Dataset records:

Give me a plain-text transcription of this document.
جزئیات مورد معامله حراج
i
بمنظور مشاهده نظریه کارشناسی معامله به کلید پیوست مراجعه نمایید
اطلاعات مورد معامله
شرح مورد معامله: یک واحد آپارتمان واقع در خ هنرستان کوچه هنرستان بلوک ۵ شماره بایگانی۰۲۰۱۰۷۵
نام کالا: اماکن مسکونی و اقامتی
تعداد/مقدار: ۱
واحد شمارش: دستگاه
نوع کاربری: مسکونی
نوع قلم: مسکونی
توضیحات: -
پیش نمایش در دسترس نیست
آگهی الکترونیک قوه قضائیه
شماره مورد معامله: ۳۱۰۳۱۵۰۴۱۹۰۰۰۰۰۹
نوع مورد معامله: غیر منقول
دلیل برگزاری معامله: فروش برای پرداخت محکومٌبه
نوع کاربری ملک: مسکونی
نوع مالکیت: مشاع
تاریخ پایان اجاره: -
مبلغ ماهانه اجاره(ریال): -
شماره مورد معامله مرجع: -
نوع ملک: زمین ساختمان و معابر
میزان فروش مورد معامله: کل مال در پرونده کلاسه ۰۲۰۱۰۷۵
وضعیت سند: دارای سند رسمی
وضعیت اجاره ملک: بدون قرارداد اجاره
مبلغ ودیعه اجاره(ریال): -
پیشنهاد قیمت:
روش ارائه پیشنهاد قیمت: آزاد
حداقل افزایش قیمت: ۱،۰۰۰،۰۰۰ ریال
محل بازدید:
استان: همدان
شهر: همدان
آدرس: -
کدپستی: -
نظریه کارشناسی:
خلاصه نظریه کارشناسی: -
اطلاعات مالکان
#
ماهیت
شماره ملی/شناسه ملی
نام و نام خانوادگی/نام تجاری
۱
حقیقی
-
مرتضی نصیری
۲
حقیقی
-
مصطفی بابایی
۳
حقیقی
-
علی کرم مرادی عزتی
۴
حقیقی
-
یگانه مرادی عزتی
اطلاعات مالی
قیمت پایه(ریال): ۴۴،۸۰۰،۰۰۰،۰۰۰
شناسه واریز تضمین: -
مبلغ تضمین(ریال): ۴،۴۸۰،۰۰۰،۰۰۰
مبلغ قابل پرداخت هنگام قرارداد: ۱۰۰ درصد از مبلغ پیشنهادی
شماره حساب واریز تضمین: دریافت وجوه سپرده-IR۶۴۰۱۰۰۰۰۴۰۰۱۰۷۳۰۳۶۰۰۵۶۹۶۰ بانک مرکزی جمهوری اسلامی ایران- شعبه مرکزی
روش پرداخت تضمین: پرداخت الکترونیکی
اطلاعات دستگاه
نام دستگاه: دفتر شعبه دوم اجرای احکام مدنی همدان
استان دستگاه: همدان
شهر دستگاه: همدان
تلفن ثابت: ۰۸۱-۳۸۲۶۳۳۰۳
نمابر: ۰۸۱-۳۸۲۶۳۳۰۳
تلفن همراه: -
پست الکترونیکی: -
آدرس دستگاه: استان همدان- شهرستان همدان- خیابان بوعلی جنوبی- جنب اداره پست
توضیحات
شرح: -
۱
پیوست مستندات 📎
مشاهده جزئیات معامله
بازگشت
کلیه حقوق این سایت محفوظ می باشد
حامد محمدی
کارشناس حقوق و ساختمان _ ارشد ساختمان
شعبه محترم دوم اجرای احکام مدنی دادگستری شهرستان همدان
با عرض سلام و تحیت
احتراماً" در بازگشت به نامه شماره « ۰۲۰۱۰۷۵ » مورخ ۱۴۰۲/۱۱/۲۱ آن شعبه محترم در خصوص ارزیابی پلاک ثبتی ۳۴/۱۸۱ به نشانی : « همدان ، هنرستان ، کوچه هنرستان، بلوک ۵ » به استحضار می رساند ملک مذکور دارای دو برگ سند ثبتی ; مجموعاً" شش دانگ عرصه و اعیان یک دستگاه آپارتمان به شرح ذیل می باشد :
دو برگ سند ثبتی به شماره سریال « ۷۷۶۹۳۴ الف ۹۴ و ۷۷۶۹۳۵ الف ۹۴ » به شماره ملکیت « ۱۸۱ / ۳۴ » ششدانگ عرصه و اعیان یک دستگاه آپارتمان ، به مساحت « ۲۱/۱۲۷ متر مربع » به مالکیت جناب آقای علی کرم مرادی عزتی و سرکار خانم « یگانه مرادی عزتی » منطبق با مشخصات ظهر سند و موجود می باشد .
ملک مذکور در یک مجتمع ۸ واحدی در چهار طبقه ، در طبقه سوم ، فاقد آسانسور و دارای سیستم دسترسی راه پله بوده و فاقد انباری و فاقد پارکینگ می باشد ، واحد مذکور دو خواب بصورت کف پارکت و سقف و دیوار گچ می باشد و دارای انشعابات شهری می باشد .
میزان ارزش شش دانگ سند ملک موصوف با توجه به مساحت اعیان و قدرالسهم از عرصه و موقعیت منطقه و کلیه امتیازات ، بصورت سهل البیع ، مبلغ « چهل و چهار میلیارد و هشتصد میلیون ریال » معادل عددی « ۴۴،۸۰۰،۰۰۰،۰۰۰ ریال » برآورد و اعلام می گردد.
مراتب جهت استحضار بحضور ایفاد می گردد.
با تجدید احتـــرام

EXERCISE TASK: Copy out each line exactly.

THE ANSWER:
Give me a plain-text transcription of this document.
جزئیات مورد معامله حراج
i
بمنظور مشاهده نظریه کارشناسی معامله به کلید پیوست مراجعه نمایید
اطلاعات مورد معامله
شرح مورد معامله: یک واحد آپارتمان واقع در خ هنرستان کوچه هنرستان بلوک ۵ شماره بایگانی۰۲۰۱۰۷۵
نام کالا: اماکن مسکونی و اقامتی
تعداد/مقدار: ۱
واحد شمارش: دستگاه
نوع کاربری: مسکونی
نوع قلم: مسکونی
توضیحات: -
پیش نمایش در دسترس نیست
آگهی الکترونیک قوه قضائیه
شماره مورد معامله: ۳۱۰۳۱۵۰۴۱۹۰۰۰۰۰۹
نوع مورد معامله: غیر منقول
دلیل برگزاری معامله: فروش برای پرداخت محکومٌبه
نوع کاربری ملک: مسکونی
نوع مالکیت: مشاع
تاریخ پایان اجاره: -
مبلغ ماهانه اجاره(ریال): -
شماره مورد معامله مرجع: -
نوع ملک: زمین ساختمان و معابر
میزان فروش مورد معامله: کل مال در پرونده کلاسه ۰۲۰۱۰۷۵
وضعیت سند: دارای سند رسمی
وضعیت اجاره ملک: بدون قرارداد اجاره
مبلغ ودیعه اجاره(ریال): -
پیشنهاد قیمت:
روش ارائه پیشنهاد قیمت: آزاد
حداقل افزایش قیمت: ۱،۰۰۰،۰۰۰ ریال
محل بازدید:
استان: همدان
شهر: همدان
آدرس: -
کدپستی: -
نظریه کارشناسی:
خلاصه نظریه کارشناسی: -
اطلاعات مالکان
#
ماهیت
شماره ملی/شناسه ملی
نام و نام خانوادگی/نام تجاری
۱
حقیقی
-
مرتضی نصیری
۲
حقیقی
-
مصطفی بابایی
۳
حقیقی
-
علی کرم مرادی عزتی
۴
حقیقی
-
یگانه مرادی عزتی
اطلاعات مالی
قیمت پایه(ریال): ۴۴،۸۰۰،۰۰۰،۰۰۰
شناسه واریز تضمین: -
مبلغ تضمین(ریال): ۴،۴۸۰،۰۰۰،۰۰۰
مبلغ قابل پرداخت هنگام قرارداد: ۱۰۰ درصد از مبلغ پیشنهادی
شماره حساب واریز تضمین: دریافت وجوه سپرده-IR۶۴۰۱۰۰۰۰۴۰۰۱۰۷۳۰۳۶۰۰۵۶۹۶۰ بانک مرکزی جمهوری اسلامی ایران- شعبه مرکزی
روش پرداخت تضمین: پرداخت الکترونیکی
اطلاعات دستگاه
نام دستگاه: دفتر شعبه دوم اجرای احکام مدنی همدان
استان دستگاه: همدان
شهر دستگاه: همدان
تلفن ثابت: ۰۸۱-۳۸۲۶۳۳۰۳
نمابر: ۰۸۱-۳۸۲۶۳۳۰۳
تلفن همراه: -
پست الکترونیکی: -
آدرس دستگاه: استان همدان- شهرستان همدان- خیابان بوعلی جنوبی- جنب اداره پست
توضیحات
شرح: -
۱
پیوست مستندات 📎
مشاهده جزئیات معامله
بازگشت
کلیه حقوق این سایت محفوظ می باشد
حامد محمدی
کارشناس حقوق و ساختمان _ ارشد ساختمان
شعبه محترم دوم اجرای احکام مدنی دادگستری شهرستان همدان
با عرض سلام و تحیت
احتراماً" در بازگشت به نامه شماره « ۰۲۰۱۰۷۵ » مورخ ۱۴۰۲/۱۱/۲۱ آن شعبه محترم در خصوص ارزیابی پلاک ثبتی ۳۴/۱۸۱ به نشانی : « همدان ، هنرستان ، کوچه هنرستان، بلوک ۵ » به استحضار می رساند ملک مذکور دارای دو برگ سند ثبتی ; مجموعاً" شش دانگ عرصه و اعیان یک دستگاه آپارتمان به شرح ذیل می باشد :
دو برگ سند ثبتی به شماره سریال « ۷۷۶۹۳۴ الف ۹۴ و ۷۷۶۹۳۵ الف ۹۴ » به شماره ملکیت « ۱۸۱ / ۳۴ » ششدانگ عرصه و اعیان یک دستگاه آپارتمان ، به مساحت « ۲۱/۱۲۷ متر مربع » به مالکیت جناب آقای علی کرم مرادی عزتی و سرکار خانم « یگانه مرادی عزتی » منطبق با مشخصات ظهر سند و موجود می باشد .
ملک مذکور در یک مجتمع ۸ واحدی در چهار طبقه ، در طبقه سوم ، فاقد آسانسور و دارای سیستم دسترسی راه پله بوده و فاقد انباری و فاقد پارکینگ می باشد ، واحد مذکور دو خواب بصورت کف پارکت و سقف و دیوار گچ می باشد و دارای انشعابات شهری می باشد .
میزان ارزش شش دانگ سند ملک موصوف با توجه به مساحت اعیان و قدرالسهم از عرصه و موقعیت منطقه و کلیه امتیازات ، بصورت سهل البیع ، مبلغ « چهل و چهار میلیارد و هشتصد میلیون ریال » معادل عددی « ۴۴،۸۰۰،۰۰۰،۰۰۰ ریال » برآورد و اعلام می گردد.
مراتب جهت استحضار بحضور ایفاد می گردد.
با تجدید احتـــرام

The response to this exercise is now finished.